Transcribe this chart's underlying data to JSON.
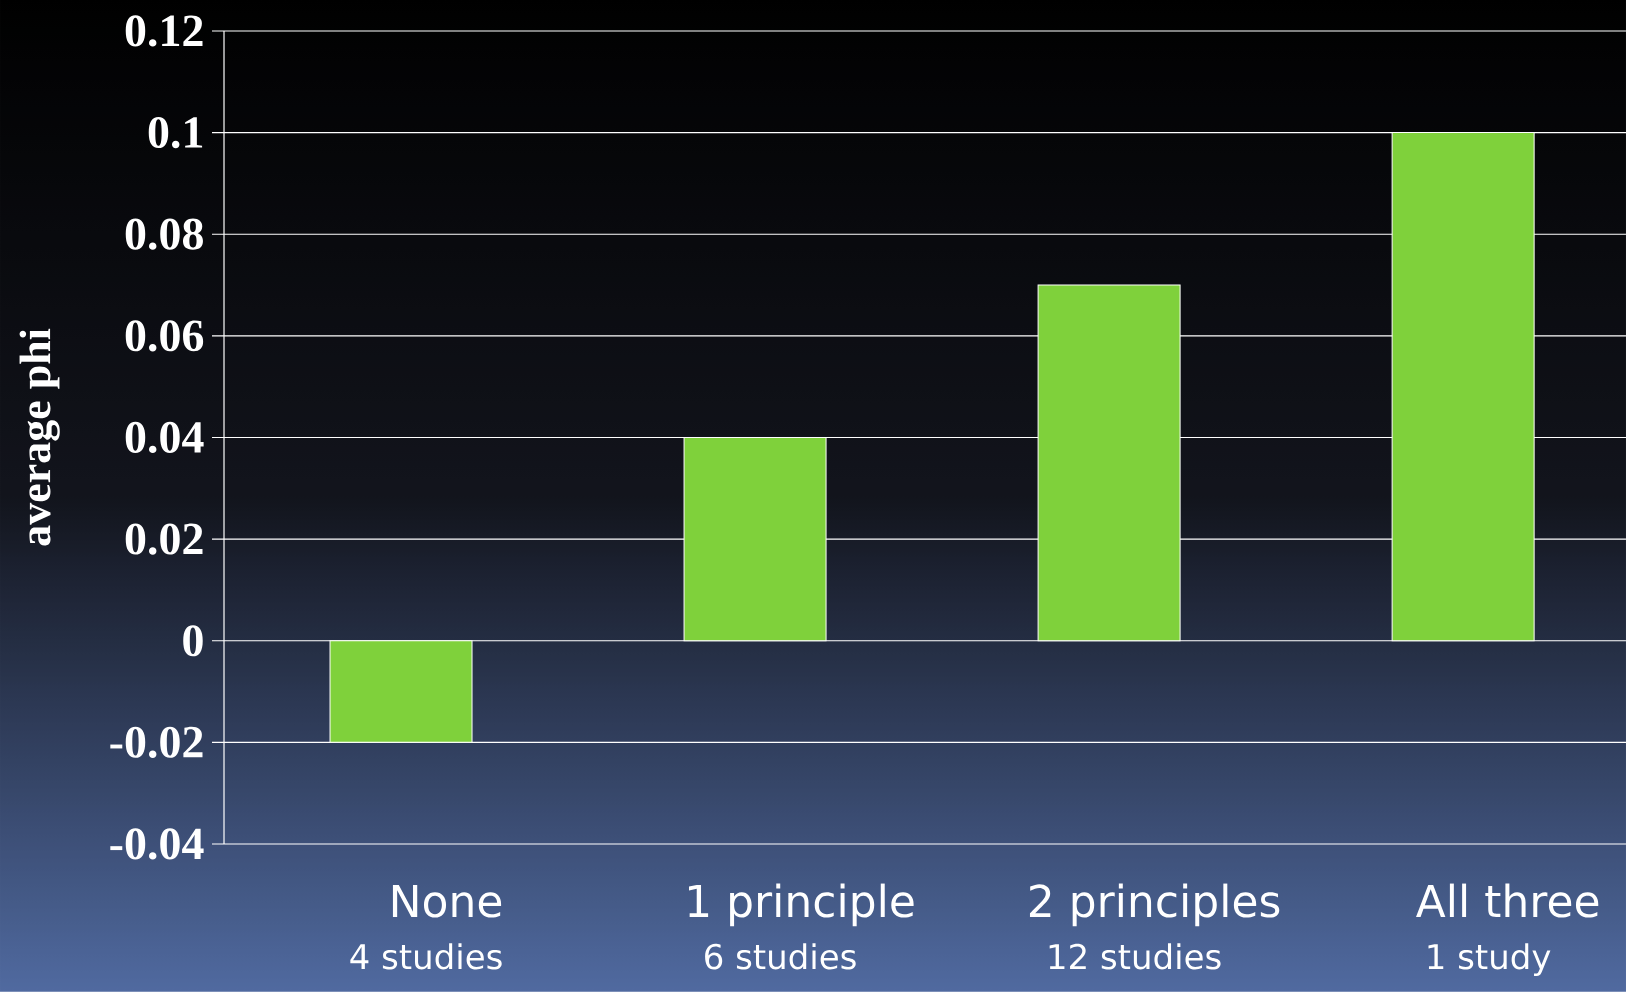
{
  "chart_data": {
    "type": "bar",
    "ylabel": "average phi",
    "categories": [
      "None",
      "1 principle",
      "2 principles",
      "All three"
    ],
    "values": [
      -0.02,
      0.04,
      0.07,
      0.1
    ],
    "color": "#7fd13b",
    "ylim": [
      -0.04,
      0.12
    ],
    "yticks": [
      -0.04,
      -0.02,
      0,
      0.02,
      0.04,
      0.06,
      0.08,
      0.1,
      0.12
    ],
    "grid": "y",
    "annotations": [
      "4 studies",
      "6 studies",
      "12 studies",
      "1 study"
    ]
  }
}
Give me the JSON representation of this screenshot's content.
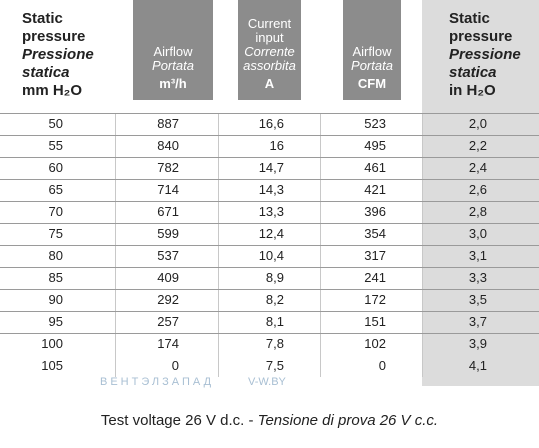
------------
## Exercise brief
From the listing above, print every entry precisely and drop the pictures.

## Response to this exercise
Transcribe this chart's underlying data to JSON.
{
  "chart_data": {
    "type": "bar",
    "ylabel": "average phi",
    "categories": [
      "None",
      "1 principle",
      "2 principles",
      "All three"
    ],
    "values": [
      -0.02,
      0.04,
      0.07,
      0.1
    ],
    "color": "#7fd13b",
    "ylim": [
      -0.04,
      0.12
    ],
    "yticks": [
      -0.04,
      -0.02,
      0,
      0.02,
      0.04,
      0.06,
      0.08,
      0.1,
      0.12
    ],
    "grid": "y",
    "annotations": [
      "4 studies",
      "6 studies",
      "12 studies",
      "1 study"
    ]
  }
}
Give me the JSON representation of this screenshot's content.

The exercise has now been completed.